→ **ENTRIES SHOWN**
** BEGIN **

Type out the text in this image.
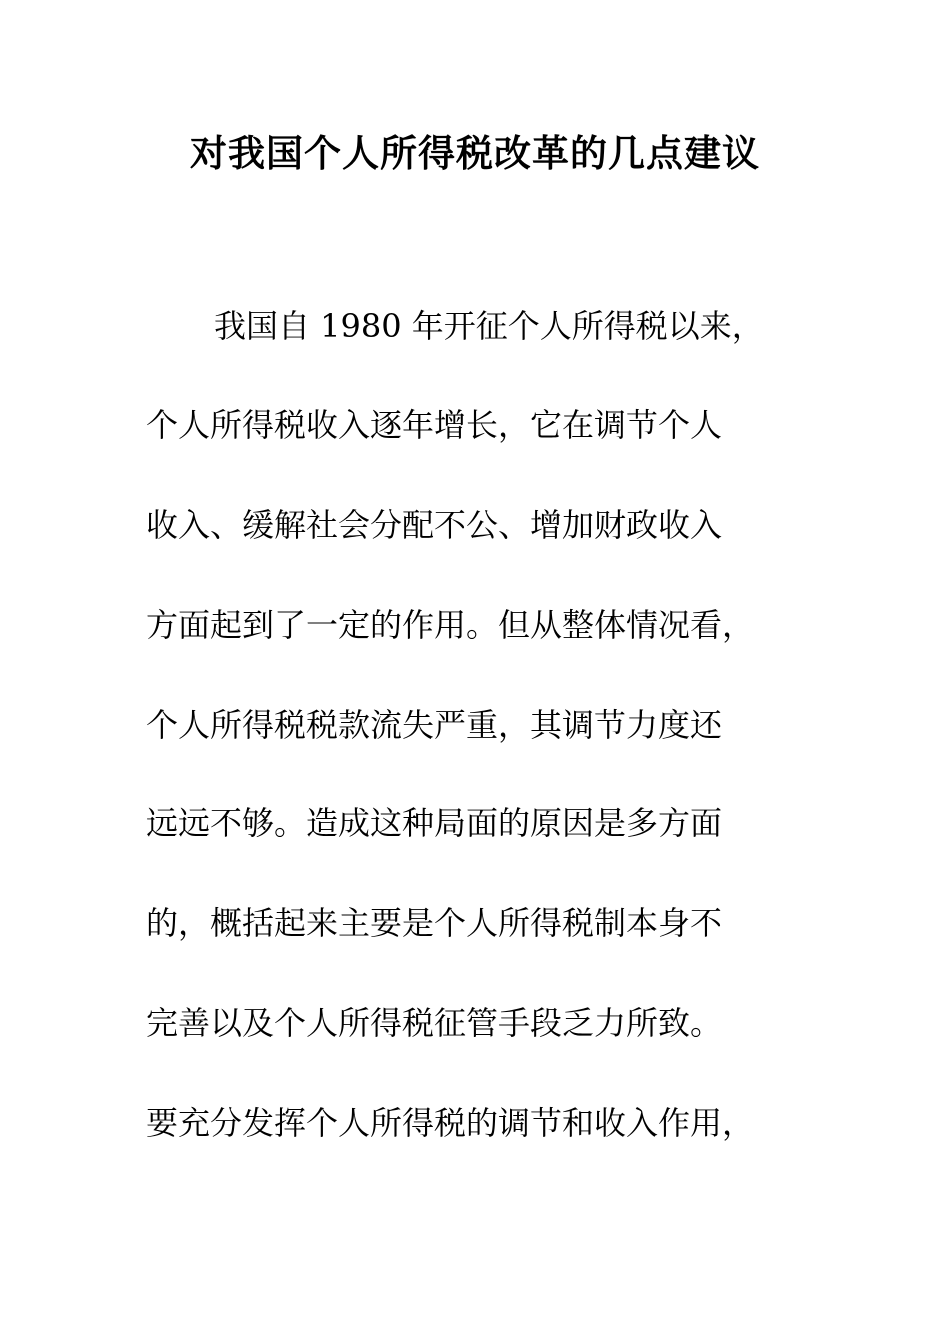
对我国个人所得税改革的几点建议
我国自 1980 年开征个人所得税以来，
个人所得税收入逐年增长，它在调节个人
收入、缓解社会分配不公、增加财政收入
方面起到了一定的作用。但从整体情况看，
个人所得税税款流失严重，其调节力度还
远远不够。造成这种局面的原因是多方面
的，概括起来主要是个人所得税制本身不
完善以及个人所得税征管手段乏力所致。
要充分发挥个人所得税的调节和收入作用，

** END **

→ **SET PROBLEM**
Restate each entry word for word, please, but drop any images it holds.

→ **TASK RESULT**
Type out the text in this image.
对我国个人所得税改革的几点建议
我国自 1980 年开征个人所得税以来，
个人所得税收入逐年增长，它在调节个人
收入、缓解社会分配不公、增加财政收入
方面起到了一定的作用。但从整体情况看，
个人所得税税款流失严重，其调节力度还
远远不够。造成这种局面的原因是多方面
的，概括起来主要是个人所得税制本身不
完善以及个人所得税征管手段乏力所致。
要充分发挥个人所得税的调节和收入作用，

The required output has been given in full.